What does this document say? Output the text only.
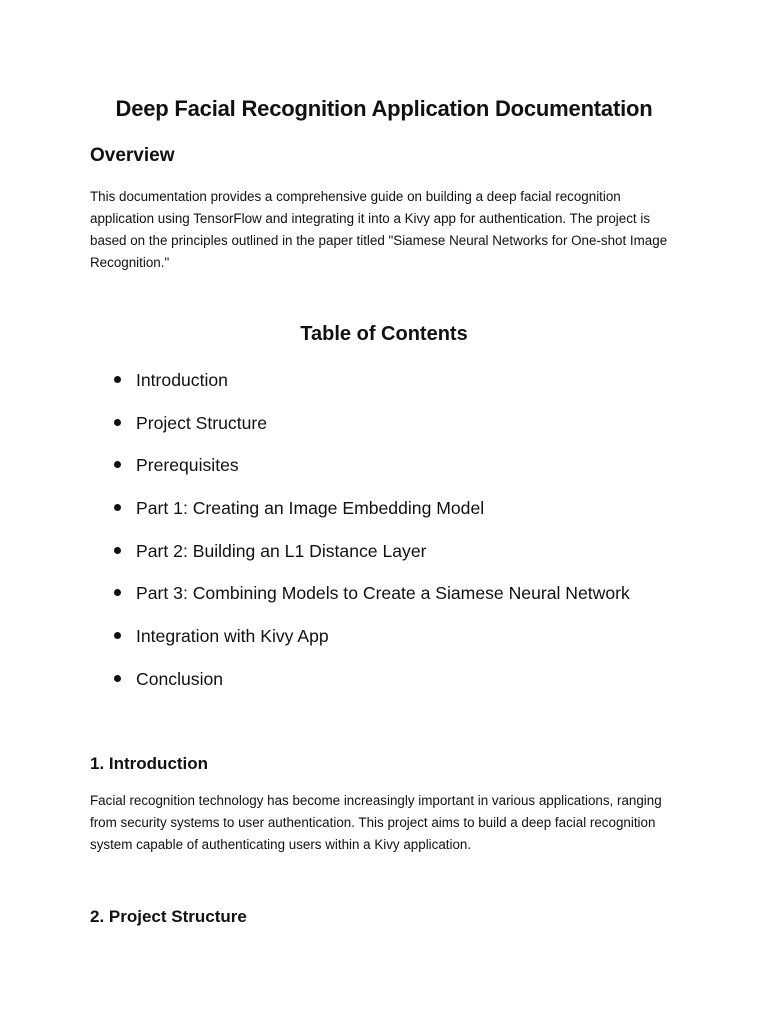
Deep Facial Recognition Application Documentation
Overview

This documentation provides a comprehensive guide on building a deep facial recognition application using TensorFlow and integrating it into a Kivy app for authentication. The project is based on the principles outlined in the paper titled "Siamese Neural Networks for One-shot Image Recognition."

Table of Contents
Introduction
Project Structure
Prerequisites
Part 1: Creating an Image Embedding Model
Part 2: Building an L1 Distance Layer
Part 3: Combining Models to Create a Siamese Neural Network
Integration with Kivy App
Conclusion
1. Introduction

Facial recognition technology has become increasingly important in various applications, ranging from security systems to user authentication. This project aims to build a deep facial recognition system capable of authenticating users within a Kivy application.

2. Project Structure
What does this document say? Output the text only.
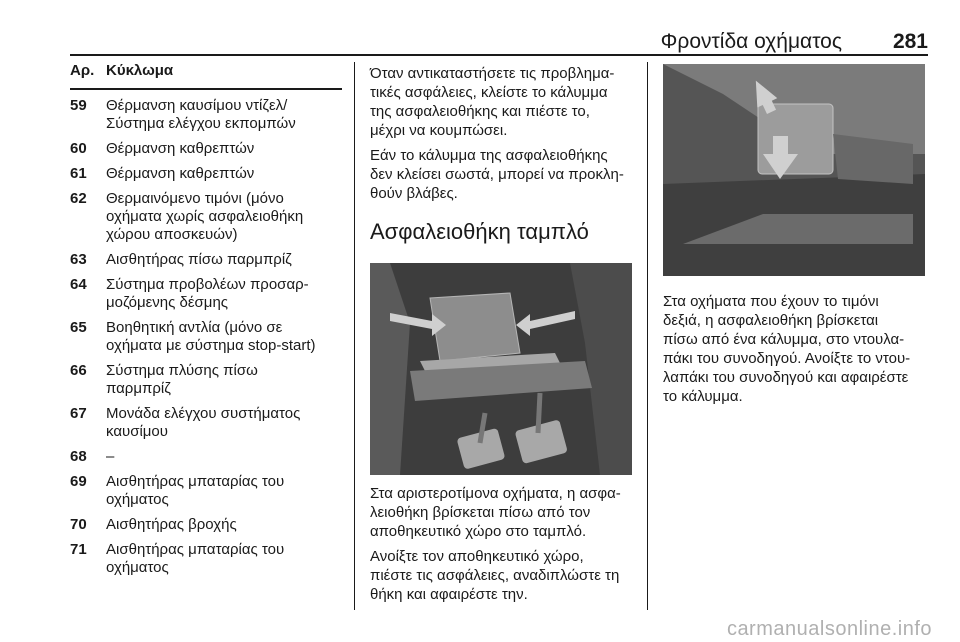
Φροντίδα οχήματος 281
Αρ. Κύκλωμα
59	Θέρμανση καυσίμου ντίζελ/
Σύστημα ελέγχου εκπομπών
60	Θέρμανση καθρεπτών
61	Θέρμανση καθρεπτών
62	Θερμαινόμενο τιμόνι (μόνο
οχήματα χωρίς ασφαλειοθήκη
χώρου αποσκευών)
63	Αισθητήρας πίσω παρμπρίζ
64	Σύστημα προβολέων προσαρ-
μοζόμενης δέσμης
65	Βοηθητική αντλία (μόνο σε
οχήματα με σύστημα stop-start)
66	Σύστημα πλύσης πίσω
παρμπρίζ
67	Μονάδα ελέγχου συστήματος
καυσίμου
68	–
69	Αισθητήρας μπαταρίας του
οχήματος
70	Αισθητήρας βροχής
71	Αισθητήρας μπαταρίας του
οχήματος

Όταν αντικαταστήσετε τις προβλημα-
τικές ασφάλειες, κλείστε το κάλυμμα
της ασφαλειοθήκης και πιέστε το,
μέχρι να κουμπώσει.

Εάν το κάλυμμα της ασφαλειοθήκης
δεν κλείσει σωστά, μπορεί να προκλη-
θούν βλάβες.

Ασφαλειοθήκη ταμπλό

Στα αριστεροτίμονα οχήματα, η ασφα-
λειοθήκη βρίσκεται πίσω από τον
αποθηκευτικό χώρο στο ταμπλό.

Ανοίξτε τον αποθηκευτικό χώρο,
πιέστε τις ασφάλειες, αναδιπλώστε τη
θήκη και αφαιρέστε την.

Στα οχήματα που έχουν το τιμόνι
δεξιά, η ασφαλειοθήκη βρίσκεται
πίσω από ένα κάλυμμα, στο ντουλα-
πάκι του συνοδηγού. Ανοίξτε το ντου-
λαπάκι του συνοδηγού και αφαιρέστε
το κάλυμμα.

carmanualsonline.info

=== What the exercise asks ===
Output the records above exactly as they are, leaving out the pictures.

=== Response to this task ===
What does this document say? Output the text only.
Deep Facial Recognition Application Documentation
Overview

This documentation provides a comprehensive guide on building a deep facial recognition application using TensorFlow and integrating it into a Kivy app for authentication. The project is based on the principles outlined in the paper titled "Siamese Neural Networks for One-shot Image Recognition."

Table of Contents
Introduction
Project Structure
Prerequisites
Part 1: Creating an Image Embedding Model
Part 2: Building an L1 Distance Layer
Part 3: Combining Models to Create a Siamese Neural Network
Integration with Kivy App
Conclusion
1. Introduction

Facial recognition technology has become increasingly important in various applications, ranging from security systems to user authentication. This project aims to build a deep facial recognition system capable of authenticating users within a Kivy application.

2. Project Structure
What does this document say? Output the text only.
Φροντίδα οχήματος 281
Αρ. Κύκλωμα
59	Θέρμανση καυσίμου ντίζελ/
Σύστημα ελέγχου εκπομπών
60	Θέρμανση καθρεπτών
61	Θέρμανση καθρεπτών
62	Θερμαινόμενο τιμόνι (μόνο
οχήματα χωρίς ασφαλειοθήκη
χώρου αποσκευών)
63	Αισθητήρας πίσω παρμπρίζ
64	Σύστημα προβολέων προσαρ-
μοζόμενης δέσμης
65	Βοηθητική αντλία (μόνο σε
οχήματα με σύστημα stop-start)
66	Σύστημα πλύσης πίσω
παρμπρίζ
67	Μονάδα ελέγχου συστήματος
καυσίμου
68	–
69	Αισθητήρας μπαταρίας του
οχήματος
70	Αισθητήρας βροχής
71	Αισθητήρας μπαταρίας του
οχήματος

Όταν αντικαταστήσετε τις προβλημα-
τικές ασφάλειες, κλείστε το κάλυμμα
της ασφαλειοθήκης και πιέστε το,
μέχρι να κουμπώσει.

Εάν το κάλυμμα της ασφαλειοθήκης
δεν κλείσει σωστά, μπορεί να προκλη-
θούν βλάβες.

Ασφαλειοθήκη ταμπλό

Στα αριστεροτίμονα οχήματα, η ασφα-
λειοθήκη βρίσκεται πίσω από τον
αποθηκευτικό χώρο στο ταμπλό.

Ανοίξτε τον αποθηκευτικό χώρο,
πιέστε τις ασφάλειες, αναδιπλώστε τη
θήκη και αφαιρέστε την.

Στα οχήματα που έχουν το τιμόνι
δεξιά, η ασφαλειοθήκη βρίσκεται
πίσω από ένα κάλυμμα, στο ντουλα-
πάκι του συνοδηγού. Ανοίξτε το ντου-
λαπάκι του συνοδηγού και αφαιρέστε
το κάλυμμα.

carmanualsonline.info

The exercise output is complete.